* [Goal] Locate every line in the material below that has the word "PatCor". Copy each of those lines.

- - - - -

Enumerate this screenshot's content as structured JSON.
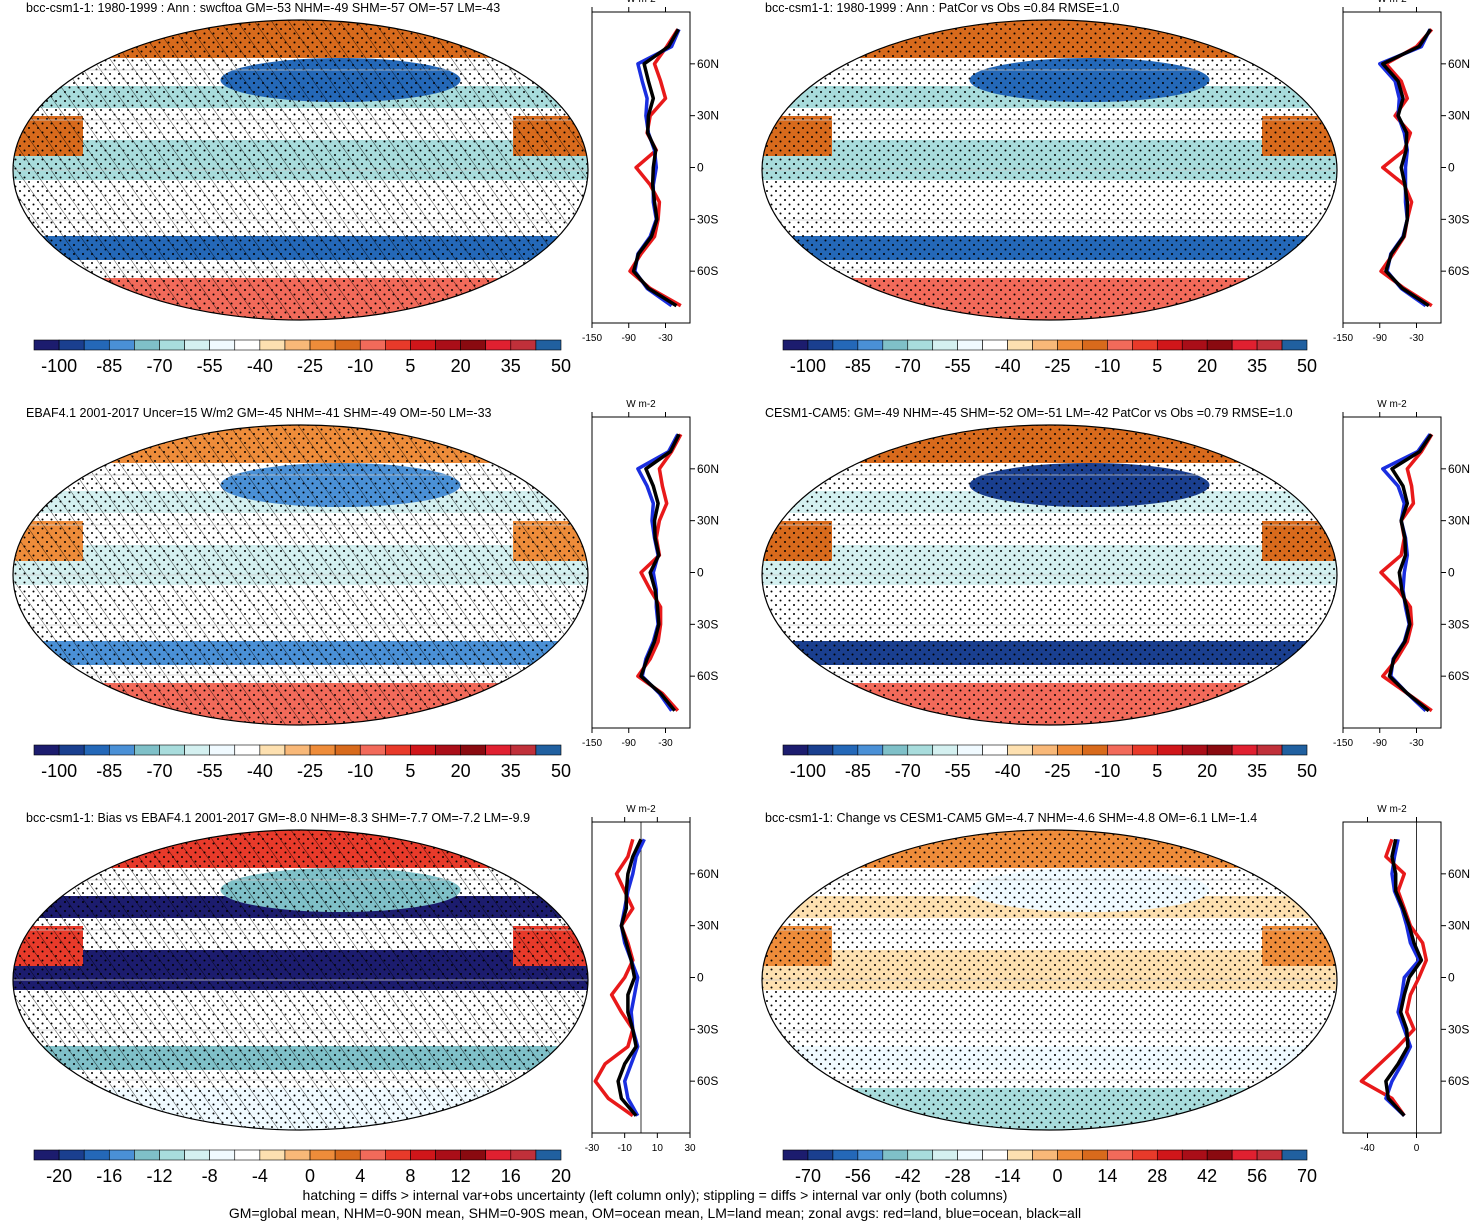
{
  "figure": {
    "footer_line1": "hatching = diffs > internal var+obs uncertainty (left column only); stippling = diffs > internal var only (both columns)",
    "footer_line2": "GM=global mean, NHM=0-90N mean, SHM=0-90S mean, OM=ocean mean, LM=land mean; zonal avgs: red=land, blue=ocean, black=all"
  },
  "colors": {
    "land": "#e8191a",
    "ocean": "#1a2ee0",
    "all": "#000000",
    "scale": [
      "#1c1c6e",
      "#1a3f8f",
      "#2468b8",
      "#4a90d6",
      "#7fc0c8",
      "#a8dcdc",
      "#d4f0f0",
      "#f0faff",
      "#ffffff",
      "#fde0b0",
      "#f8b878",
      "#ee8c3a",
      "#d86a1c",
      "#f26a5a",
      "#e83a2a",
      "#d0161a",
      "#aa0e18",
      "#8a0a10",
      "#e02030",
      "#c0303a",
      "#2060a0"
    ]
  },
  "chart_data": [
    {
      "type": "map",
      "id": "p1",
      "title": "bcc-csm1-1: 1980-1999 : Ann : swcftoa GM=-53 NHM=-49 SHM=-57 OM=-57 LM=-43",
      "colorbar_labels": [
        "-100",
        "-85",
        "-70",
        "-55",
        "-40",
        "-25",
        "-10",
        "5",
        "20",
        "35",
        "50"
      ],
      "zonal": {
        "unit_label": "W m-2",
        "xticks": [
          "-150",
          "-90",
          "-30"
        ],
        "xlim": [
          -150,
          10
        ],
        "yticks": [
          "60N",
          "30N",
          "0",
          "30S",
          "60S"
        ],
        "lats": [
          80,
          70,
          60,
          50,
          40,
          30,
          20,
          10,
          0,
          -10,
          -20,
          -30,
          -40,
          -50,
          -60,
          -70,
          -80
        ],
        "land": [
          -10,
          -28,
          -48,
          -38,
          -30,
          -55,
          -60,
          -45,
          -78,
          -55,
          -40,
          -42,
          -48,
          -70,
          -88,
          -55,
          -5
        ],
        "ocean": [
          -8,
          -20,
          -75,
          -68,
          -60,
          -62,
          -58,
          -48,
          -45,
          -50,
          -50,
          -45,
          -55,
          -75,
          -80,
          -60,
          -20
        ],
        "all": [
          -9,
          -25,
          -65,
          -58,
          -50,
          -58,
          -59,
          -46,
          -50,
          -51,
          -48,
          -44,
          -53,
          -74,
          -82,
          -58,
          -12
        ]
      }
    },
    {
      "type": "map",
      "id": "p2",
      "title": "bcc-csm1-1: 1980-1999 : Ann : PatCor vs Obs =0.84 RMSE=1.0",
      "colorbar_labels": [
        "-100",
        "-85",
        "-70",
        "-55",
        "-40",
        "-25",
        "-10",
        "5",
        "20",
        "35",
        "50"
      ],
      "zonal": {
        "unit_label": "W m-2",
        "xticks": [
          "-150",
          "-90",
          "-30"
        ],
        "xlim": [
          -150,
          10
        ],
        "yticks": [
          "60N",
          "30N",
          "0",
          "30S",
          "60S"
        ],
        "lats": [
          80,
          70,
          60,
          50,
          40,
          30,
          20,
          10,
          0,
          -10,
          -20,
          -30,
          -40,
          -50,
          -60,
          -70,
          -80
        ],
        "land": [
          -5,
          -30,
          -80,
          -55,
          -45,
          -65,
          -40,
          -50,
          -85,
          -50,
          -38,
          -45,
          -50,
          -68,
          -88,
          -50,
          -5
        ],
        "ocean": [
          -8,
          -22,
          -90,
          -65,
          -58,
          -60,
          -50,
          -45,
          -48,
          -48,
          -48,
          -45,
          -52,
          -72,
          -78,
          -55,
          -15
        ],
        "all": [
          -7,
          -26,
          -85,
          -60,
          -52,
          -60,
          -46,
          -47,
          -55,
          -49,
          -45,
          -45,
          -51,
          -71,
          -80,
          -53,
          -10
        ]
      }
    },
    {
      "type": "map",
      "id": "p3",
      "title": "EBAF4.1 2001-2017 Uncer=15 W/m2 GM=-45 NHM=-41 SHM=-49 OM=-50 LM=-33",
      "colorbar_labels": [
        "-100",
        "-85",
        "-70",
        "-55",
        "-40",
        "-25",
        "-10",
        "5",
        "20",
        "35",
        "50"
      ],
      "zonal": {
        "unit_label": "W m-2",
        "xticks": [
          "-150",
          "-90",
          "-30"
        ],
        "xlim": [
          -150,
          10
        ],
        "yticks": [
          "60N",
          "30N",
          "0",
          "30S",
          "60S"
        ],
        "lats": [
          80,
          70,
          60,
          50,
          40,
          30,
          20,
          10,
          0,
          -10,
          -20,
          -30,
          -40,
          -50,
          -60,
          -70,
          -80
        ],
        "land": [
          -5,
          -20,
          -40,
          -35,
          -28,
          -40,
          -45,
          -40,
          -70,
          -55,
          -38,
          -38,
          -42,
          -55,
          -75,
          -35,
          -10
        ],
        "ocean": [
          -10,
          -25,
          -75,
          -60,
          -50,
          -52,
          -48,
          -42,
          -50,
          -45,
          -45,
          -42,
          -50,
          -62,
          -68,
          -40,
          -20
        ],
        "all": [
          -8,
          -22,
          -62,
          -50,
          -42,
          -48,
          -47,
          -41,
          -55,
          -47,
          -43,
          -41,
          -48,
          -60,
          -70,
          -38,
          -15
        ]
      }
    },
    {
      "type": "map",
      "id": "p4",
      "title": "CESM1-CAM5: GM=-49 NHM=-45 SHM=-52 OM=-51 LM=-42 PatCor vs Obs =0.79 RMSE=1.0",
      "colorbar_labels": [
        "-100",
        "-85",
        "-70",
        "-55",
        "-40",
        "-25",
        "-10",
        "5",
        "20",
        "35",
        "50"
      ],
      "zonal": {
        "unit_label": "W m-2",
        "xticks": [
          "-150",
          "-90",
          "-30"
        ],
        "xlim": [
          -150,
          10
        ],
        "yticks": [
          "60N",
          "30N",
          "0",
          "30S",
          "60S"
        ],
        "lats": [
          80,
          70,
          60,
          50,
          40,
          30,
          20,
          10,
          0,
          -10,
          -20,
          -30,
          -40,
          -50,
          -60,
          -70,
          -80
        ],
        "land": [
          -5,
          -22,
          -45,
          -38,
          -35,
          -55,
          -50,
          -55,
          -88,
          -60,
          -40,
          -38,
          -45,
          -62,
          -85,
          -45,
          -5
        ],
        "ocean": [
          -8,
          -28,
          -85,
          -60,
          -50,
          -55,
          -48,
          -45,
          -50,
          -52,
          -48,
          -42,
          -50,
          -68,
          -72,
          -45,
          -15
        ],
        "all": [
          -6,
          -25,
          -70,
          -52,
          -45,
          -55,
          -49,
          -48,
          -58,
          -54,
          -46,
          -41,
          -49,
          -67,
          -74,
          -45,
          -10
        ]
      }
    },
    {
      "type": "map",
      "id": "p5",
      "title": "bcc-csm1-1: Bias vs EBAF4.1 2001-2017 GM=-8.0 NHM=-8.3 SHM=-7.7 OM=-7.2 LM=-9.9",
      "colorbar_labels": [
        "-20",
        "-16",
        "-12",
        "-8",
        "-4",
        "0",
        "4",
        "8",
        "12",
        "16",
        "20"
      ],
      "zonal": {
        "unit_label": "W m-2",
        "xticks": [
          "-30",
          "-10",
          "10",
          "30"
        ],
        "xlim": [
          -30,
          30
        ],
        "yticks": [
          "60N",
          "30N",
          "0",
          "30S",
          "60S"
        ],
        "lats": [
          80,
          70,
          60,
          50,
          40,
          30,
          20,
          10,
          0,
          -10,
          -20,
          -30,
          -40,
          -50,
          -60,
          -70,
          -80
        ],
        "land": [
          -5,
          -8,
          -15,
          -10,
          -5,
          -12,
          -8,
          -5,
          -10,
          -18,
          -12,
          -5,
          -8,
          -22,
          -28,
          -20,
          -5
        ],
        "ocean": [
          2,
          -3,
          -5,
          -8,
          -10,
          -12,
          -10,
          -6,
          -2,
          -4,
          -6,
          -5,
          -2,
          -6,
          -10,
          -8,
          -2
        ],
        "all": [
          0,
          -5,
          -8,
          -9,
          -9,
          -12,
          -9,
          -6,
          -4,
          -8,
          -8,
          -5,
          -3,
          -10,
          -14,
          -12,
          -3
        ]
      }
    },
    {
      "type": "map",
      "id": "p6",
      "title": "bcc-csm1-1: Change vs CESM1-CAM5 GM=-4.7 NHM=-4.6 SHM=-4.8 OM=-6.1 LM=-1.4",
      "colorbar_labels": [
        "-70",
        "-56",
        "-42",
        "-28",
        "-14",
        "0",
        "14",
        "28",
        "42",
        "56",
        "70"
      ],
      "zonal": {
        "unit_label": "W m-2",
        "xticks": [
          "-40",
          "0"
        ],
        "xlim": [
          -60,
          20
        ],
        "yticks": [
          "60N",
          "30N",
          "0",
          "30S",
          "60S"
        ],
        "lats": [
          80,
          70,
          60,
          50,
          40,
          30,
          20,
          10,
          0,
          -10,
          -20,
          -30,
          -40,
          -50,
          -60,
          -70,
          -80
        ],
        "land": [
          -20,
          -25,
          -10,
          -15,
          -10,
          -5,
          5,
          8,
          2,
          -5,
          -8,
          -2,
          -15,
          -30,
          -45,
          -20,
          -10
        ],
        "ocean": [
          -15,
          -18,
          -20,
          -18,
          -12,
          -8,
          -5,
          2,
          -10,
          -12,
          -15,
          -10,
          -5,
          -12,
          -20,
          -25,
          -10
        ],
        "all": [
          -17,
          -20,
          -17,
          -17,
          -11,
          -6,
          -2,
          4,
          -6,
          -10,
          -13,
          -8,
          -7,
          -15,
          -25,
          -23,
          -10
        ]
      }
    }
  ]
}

- - - - -

* [The completed task]
      "title": "bcc-csm1-1: 1980-1999 : Ann : PatCor vs Obs =0.84 RMSE=1.0",
      "title": "CESM1-CAM5: GM=-49 NHM=-45 SHM=-52 OM=-51 LM=-42 PatCor vs Obs =0.79 RMSE=1.0",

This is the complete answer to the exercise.